(What this task involves): Tally the lines holding the word "Witt" and state the count by itself.

Items from a dataset:
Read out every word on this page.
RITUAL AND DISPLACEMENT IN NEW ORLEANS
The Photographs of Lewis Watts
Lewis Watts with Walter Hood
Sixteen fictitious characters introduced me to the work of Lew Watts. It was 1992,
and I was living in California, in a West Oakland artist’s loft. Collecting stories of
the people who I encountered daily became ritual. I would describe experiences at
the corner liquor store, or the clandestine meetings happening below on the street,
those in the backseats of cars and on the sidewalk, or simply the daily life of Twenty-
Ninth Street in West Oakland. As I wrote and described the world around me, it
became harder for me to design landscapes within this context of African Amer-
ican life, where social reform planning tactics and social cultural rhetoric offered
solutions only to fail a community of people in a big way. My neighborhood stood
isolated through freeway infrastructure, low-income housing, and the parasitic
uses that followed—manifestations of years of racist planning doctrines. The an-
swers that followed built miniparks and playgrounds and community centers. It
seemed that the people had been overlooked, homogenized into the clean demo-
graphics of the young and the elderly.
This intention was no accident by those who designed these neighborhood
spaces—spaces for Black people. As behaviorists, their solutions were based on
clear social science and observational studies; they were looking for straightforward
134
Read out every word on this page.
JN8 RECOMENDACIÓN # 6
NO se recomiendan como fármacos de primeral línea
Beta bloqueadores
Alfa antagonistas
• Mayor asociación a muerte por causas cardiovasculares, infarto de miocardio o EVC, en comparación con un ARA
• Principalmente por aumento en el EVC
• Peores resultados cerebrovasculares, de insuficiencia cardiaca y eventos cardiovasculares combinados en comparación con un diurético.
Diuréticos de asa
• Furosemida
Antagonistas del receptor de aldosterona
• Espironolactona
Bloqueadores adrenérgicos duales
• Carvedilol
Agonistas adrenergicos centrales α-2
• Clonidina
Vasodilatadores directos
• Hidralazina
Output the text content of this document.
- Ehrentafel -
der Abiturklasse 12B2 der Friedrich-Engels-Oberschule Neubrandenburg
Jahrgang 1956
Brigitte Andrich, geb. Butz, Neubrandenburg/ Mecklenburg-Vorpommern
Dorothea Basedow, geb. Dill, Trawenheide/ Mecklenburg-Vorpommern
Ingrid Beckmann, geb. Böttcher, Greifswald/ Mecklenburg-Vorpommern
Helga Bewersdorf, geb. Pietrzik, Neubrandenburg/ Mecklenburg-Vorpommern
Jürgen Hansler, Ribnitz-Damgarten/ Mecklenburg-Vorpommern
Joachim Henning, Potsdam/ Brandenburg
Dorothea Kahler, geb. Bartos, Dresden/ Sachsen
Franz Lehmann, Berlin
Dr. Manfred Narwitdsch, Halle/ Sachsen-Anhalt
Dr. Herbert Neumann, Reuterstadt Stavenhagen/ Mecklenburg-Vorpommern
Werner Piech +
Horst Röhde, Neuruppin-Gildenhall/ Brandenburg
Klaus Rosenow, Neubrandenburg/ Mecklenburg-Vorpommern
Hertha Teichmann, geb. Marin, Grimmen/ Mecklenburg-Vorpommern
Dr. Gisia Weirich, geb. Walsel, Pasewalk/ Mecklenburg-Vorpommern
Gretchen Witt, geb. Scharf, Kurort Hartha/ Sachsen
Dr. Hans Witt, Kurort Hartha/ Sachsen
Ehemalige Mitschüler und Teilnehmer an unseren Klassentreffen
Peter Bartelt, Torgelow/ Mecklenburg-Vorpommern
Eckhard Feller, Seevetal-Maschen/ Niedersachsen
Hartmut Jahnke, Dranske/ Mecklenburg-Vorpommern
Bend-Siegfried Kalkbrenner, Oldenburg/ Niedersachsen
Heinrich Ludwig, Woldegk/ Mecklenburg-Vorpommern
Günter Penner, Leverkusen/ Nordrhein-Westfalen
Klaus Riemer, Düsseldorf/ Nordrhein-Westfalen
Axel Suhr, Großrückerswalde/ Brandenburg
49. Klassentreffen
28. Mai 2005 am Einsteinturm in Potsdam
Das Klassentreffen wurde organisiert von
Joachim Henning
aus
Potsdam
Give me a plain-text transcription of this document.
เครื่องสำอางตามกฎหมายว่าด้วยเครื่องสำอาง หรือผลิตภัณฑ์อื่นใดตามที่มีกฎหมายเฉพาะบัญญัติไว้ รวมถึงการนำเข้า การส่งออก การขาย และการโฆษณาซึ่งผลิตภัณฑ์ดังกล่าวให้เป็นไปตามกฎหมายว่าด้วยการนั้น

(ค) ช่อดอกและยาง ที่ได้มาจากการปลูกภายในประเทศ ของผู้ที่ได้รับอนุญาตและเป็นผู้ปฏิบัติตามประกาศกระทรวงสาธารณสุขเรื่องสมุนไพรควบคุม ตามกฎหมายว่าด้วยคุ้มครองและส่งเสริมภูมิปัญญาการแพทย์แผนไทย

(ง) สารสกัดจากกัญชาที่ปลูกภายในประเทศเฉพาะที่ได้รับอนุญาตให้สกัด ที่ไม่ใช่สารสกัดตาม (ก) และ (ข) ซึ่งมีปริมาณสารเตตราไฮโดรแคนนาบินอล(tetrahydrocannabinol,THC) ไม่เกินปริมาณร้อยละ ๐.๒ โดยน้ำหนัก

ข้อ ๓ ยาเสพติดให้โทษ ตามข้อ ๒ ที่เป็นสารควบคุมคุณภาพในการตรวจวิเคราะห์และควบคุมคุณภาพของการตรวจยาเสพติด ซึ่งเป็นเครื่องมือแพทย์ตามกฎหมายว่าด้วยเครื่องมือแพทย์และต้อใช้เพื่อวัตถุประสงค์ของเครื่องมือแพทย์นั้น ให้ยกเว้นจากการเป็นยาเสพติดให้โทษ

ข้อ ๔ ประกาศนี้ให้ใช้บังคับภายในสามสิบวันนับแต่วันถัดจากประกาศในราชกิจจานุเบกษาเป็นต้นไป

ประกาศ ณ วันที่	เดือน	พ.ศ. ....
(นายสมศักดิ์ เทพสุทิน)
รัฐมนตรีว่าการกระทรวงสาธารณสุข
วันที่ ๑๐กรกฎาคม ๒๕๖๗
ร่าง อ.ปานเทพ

(Exercise output): 2